» **Your task**
Reproduce the data in its entirety, exactly as supplied.

» **Available records**
━━━━

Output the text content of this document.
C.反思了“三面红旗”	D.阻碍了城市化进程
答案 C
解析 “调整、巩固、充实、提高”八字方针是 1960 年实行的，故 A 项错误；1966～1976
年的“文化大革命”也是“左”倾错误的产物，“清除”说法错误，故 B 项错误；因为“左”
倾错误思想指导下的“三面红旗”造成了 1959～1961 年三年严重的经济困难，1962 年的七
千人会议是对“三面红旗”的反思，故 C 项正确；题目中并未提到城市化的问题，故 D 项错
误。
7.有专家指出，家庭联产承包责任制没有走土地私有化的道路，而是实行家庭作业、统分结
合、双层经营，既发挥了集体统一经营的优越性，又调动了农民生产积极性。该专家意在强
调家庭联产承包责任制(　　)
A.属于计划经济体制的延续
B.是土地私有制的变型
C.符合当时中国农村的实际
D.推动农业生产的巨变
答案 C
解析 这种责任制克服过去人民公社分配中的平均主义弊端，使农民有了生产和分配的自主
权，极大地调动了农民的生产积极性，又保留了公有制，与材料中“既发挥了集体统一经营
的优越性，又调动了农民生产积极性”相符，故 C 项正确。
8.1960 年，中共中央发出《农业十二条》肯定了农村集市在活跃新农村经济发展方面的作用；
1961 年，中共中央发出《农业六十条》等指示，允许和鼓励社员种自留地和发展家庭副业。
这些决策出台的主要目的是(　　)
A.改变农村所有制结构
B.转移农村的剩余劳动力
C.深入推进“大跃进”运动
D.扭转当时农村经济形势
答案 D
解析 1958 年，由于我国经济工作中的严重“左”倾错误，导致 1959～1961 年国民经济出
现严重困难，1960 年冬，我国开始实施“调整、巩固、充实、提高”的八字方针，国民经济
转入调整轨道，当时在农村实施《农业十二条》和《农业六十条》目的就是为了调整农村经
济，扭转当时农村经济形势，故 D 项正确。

━━━━

» **The completed task**
Output the text content of this document.
C.反思了“三面红旗”	D.阻碍了城市化进程
答案 C
解析 “调整、巩固、充实、提高”八字方针是 1960 年实行的，故 A 项错误；1966～1976
年的“文化大革命”也是“左”倾错误的产物，“清除”说法错误，故 B 项错误；因为“左”
倾错误思想指导下的“三面红旗”造成了 1959～1961 年三年严重的经济困难，1962 年的七
千人会议是对“三面红旗”的反思，故 C 项正确；题目中并未提到城市化的问题，故 D 项错
误。
7.有专家指出，家庭联产承包责任制没有走土地私有化的道路，而是实行家庭作业、统分结
合、双层经营，既发挥了集体统一经营的优越性，又调动了农民生产积极性。该专家意在强
调家庭联产承包责任制(　　)
A.属于计划经济体制的延续
B.是土地私有制的变型
C.符合当时中国农村的实际
D.推动农业生产的巨变
答案 C
解析 这种责任制克服过去人民公社分配中的平均主义弊端，使农民有了生产和分配的自主
权，极大地调动了农民的生产积极性，又保留了公有制，与材料中“既发挥了集体统一经营
的优越性，又调动了农民生产积极性”相符，故 C 项正确。
8.1960 年，中共中央发出《农业十二条》肯定了农村集市在活跃新农村经济发展方面的作用；
1961 年，中共中央发出《农业六十条》等指示，允许和鼓励社员种自留地和发展家庭副业。
这些决策出台的主要目的是(　　)
A.改变农村所有制结构
B.转移农村的剩余劳动力
C.深入推进“大跃进”运动
D.扭转当时农村经济形势
答案 D
解析 1958 年，由于我国经济工作中的严重“左”倾错误，导致 1959～1961 年国民经济出
现严重困难，1960 年冬，我国开始实施“调整、巩固、充实、提高”的八字方针，国民经济
转入调整轨道，当时在农村实施《农业十二条》和《农业六十条》目的就是为了调整农村经
济，扭转当时农村经济形势，故 D 项正确。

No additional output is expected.